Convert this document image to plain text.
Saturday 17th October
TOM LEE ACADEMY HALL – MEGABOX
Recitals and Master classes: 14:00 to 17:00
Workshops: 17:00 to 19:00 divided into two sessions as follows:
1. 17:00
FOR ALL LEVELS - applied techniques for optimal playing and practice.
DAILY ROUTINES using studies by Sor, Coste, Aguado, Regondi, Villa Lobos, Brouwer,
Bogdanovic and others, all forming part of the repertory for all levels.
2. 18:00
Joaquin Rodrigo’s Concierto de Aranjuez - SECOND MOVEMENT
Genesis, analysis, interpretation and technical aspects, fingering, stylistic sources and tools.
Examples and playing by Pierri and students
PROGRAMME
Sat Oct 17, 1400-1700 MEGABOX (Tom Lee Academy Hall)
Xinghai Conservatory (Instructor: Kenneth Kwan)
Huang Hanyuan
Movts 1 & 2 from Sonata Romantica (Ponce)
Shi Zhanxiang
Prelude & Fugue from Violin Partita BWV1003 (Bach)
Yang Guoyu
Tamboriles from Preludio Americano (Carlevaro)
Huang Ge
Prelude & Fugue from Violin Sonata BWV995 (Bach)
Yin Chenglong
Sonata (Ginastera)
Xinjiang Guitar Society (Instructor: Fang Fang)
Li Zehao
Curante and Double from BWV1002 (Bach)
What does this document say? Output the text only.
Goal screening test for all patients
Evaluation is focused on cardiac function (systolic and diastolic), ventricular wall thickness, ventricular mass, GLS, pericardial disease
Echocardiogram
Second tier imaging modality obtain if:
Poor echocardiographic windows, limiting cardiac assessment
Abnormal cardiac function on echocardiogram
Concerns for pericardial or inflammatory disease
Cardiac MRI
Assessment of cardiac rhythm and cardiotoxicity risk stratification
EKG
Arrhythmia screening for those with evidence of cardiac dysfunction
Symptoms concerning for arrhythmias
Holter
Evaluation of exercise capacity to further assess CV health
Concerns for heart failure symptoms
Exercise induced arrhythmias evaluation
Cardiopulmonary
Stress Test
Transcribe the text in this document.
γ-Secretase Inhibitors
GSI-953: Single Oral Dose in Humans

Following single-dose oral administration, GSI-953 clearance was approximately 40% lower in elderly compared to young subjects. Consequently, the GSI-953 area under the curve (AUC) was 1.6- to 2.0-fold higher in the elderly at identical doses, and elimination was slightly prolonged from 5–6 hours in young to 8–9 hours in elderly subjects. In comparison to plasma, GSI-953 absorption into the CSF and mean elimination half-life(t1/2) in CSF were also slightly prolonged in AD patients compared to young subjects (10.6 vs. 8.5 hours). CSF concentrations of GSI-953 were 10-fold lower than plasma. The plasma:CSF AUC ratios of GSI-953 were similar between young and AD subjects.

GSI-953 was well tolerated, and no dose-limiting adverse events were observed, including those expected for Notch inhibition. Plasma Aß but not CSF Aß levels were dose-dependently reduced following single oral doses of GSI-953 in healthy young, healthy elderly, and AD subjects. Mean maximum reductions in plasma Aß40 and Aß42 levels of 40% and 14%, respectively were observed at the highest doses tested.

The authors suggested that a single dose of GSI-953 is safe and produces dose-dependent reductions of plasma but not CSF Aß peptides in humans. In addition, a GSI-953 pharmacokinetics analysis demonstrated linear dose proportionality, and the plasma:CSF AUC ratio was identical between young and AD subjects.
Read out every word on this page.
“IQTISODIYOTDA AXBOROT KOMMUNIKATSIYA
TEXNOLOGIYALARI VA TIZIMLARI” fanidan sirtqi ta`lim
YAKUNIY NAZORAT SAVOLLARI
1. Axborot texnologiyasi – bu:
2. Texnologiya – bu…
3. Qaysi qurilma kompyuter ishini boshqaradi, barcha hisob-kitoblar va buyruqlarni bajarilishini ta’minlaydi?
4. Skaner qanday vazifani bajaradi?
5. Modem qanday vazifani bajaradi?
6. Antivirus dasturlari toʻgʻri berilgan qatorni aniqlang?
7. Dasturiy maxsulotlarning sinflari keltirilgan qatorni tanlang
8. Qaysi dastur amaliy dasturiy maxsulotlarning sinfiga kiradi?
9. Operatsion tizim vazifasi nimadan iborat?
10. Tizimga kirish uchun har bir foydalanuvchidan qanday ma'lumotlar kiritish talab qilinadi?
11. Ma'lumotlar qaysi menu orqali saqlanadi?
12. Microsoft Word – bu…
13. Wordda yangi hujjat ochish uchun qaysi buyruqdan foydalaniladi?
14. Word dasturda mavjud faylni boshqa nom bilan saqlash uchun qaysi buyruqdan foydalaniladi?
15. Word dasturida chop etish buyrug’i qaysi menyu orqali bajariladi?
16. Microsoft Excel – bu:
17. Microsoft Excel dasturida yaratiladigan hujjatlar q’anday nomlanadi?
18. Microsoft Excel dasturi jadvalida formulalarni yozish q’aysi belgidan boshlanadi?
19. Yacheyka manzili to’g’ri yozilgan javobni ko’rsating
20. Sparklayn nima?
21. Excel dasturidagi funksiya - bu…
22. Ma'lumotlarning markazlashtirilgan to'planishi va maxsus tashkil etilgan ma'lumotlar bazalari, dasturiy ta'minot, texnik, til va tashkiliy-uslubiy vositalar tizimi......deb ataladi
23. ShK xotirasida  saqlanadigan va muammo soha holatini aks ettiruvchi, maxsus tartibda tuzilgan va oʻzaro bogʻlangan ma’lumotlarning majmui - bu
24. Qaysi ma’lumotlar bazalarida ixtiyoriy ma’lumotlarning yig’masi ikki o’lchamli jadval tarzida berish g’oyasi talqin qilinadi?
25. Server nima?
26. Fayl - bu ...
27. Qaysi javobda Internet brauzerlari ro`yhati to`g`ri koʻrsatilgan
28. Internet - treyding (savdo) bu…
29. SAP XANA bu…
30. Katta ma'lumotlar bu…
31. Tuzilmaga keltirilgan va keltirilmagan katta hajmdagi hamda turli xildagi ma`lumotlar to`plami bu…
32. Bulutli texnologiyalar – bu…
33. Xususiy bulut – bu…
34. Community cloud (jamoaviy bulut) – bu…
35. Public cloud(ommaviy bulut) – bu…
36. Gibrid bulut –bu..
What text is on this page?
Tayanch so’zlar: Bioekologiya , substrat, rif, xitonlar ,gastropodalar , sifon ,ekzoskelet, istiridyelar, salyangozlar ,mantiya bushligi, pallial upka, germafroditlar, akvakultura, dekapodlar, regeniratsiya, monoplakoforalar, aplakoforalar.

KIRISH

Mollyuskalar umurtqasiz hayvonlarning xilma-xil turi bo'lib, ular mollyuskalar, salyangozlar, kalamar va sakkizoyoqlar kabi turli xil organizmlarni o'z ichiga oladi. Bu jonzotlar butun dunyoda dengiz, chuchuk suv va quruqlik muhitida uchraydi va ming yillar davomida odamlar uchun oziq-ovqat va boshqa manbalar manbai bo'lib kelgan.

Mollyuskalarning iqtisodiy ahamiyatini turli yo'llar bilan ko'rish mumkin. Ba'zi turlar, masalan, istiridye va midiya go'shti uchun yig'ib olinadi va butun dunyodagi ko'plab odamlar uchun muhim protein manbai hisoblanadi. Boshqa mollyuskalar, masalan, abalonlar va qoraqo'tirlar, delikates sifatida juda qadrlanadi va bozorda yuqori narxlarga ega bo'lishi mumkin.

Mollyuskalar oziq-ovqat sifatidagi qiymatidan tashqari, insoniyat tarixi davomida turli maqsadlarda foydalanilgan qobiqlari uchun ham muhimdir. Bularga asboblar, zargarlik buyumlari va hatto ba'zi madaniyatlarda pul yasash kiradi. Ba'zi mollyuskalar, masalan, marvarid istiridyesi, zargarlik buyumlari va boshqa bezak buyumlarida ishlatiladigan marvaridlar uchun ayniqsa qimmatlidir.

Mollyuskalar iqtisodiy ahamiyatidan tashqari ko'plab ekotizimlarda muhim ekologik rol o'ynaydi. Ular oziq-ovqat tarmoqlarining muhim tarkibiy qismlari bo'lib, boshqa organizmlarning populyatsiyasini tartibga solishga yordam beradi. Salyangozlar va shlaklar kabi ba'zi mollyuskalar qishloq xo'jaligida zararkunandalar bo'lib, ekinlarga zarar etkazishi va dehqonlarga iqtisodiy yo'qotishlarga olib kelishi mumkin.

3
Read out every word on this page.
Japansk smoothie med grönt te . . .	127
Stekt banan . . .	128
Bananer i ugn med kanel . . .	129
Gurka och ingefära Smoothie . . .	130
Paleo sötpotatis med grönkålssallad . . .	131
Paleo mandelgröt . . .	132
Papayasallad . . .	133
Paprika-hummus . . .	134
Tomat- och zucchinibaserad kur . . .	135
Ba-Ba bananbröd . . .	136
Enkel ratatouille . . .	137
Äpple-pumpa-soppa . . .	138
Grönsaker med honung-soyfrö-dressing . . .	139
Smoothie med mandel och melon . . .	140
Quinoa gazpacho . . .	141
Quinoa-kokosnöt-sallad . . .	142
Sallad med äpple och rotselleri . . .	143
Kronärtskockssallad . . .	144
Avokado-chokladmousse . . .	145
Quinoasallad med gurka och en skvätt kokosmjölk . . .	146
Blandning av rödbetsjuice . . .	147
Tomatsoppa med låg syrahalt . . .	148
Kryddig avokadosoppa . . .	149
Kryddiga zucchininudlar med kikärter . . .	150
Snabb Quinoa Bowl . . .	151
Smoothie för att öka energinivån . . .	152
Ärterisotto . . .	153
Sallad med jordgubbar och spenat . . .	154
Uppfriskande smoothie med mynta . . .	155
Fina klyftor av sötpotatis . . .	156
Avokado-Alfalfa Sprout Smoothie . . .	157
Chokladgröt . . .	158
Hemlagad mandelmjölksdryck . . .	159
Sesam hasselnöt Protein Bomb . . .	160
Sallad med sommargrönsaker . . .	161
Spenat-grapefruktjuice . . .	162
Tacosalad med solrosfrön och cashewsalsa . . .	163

++++

__Work item__.
Scan the data for lines containing "kabi" and copy all of them.

__Answer section__.
Mollyuskalar umurtqasiz hayvonlarning xilma-xil turi bo'lib, ular mollyuskalar, salyangozlar, kalamar va sakkizoyoqlar kabi turli xil organizmlarni o'z ichiga oladi. Bu jonzotlar butun dunyoda dengiz, chuchuk suv va quruqlik muhitida uchraydi va ming yillar davomida odamlar uchun oziq-ovqat va boshqa manbalar manbai bo'lib kelgan.
Mollyuskalar iqtisodiy ahamiyatidan tashqari ko'plab ekotizimlarda muhim ekologik rol o'ynaydi. Ular oziq-ovqat tarmoqlarining muhim tarkibiy qismlari bo'lib, boshqa organizmlarning populyatsiyasini tartibga solishga yordam beradi. Salyangozlar va shlaklar kabi ba'zi mollyuskalar qishloq xo'jaligida zararkunandalar bo'lib, ekinlarga zarar etkazishi va dehqonlarga iqtisodiy yo'qotishlarga olib kelishi mumkin.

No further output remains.